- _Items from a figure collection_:
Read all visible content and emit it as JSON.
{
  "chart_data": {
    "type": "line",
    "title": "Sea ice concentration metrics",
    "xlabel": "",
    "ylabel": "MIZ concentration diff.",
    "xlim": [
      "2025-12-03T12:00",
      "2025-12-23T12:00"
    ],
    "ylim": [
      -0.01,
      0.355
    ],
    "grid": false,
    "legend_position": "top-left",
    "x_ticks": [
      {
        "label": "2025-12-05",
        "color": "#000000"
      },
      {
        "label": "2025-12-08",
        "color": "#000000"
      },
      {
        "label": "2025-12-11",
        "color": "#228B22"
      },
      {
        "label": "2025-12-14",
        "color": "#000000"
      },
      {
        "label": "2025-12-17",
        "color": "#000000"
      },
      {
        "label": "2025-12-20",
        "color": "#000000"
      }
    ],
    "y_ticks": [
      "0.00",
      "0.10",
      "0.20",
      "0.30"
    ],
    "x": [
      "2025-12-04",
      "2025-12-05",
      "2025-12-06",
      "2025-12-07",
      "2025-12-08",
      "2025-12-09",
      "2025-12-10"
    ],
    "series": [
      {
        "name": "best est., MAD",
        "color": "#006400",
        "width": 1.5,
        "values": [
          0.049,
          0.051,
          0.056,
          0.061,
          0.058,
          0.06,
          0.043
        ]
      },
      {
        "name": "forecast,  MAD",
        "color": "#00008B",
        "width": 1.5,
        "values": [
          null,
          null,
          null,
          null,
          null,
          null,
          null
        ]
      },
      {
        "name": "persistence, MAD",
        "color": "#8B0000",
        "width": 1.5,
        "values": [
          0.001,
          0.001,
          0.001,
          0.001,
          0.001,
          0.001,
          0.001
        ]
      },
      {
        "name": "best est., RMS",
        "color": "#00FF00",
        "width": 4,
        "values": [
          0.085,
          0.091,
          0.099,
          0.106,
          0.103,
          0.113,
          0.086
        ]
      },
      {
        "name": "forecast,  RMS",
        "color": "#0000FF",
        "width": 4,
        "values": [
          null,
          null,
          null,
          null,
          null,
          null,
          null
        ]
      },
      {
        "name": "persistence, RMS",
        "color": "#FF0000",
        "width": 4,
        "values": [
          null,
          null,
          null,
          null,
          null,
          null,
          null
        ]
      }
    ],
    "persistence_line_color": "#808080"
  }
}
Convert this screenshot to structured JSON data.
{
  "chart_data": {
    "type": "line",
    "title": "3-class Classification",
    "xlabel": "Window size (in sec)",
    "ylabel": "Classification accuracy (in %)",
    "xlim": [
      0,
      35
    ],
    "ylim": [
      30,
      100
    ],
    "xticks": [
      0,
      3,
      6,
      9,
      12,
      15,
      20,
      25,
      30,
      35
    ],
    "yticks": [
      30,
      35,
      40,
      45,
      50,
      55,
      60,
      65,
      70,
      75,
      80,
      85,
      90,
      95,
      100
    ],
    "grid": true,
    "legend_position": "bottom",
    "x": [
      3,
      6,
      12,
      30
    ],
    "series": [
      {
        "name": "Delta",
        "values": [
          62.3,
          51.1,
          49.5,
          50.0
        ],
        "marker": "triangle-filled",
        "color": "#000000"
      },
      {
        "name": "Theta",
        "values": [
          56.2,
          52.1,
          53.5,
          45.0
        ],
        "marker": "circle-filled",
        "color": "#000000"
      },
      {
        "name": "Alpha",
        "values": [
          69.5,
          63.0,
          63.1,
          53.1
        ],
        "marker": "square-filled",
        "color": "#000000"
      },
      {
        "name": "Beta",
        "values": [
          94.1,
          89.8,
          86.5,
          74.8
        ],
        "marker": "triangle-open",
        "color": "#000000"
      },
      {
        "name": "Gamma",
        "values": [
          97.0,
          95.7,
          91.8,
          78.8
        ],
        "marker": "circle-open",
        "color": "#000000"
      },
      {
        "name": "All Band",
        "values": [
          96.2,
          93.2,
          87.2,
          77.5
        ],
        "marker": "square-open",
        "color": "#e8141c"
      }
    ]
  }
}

- _Required task_:
Give the number of lines in the records above that contain the word "concentration". Reply with that number alone.

- _Reply_:
2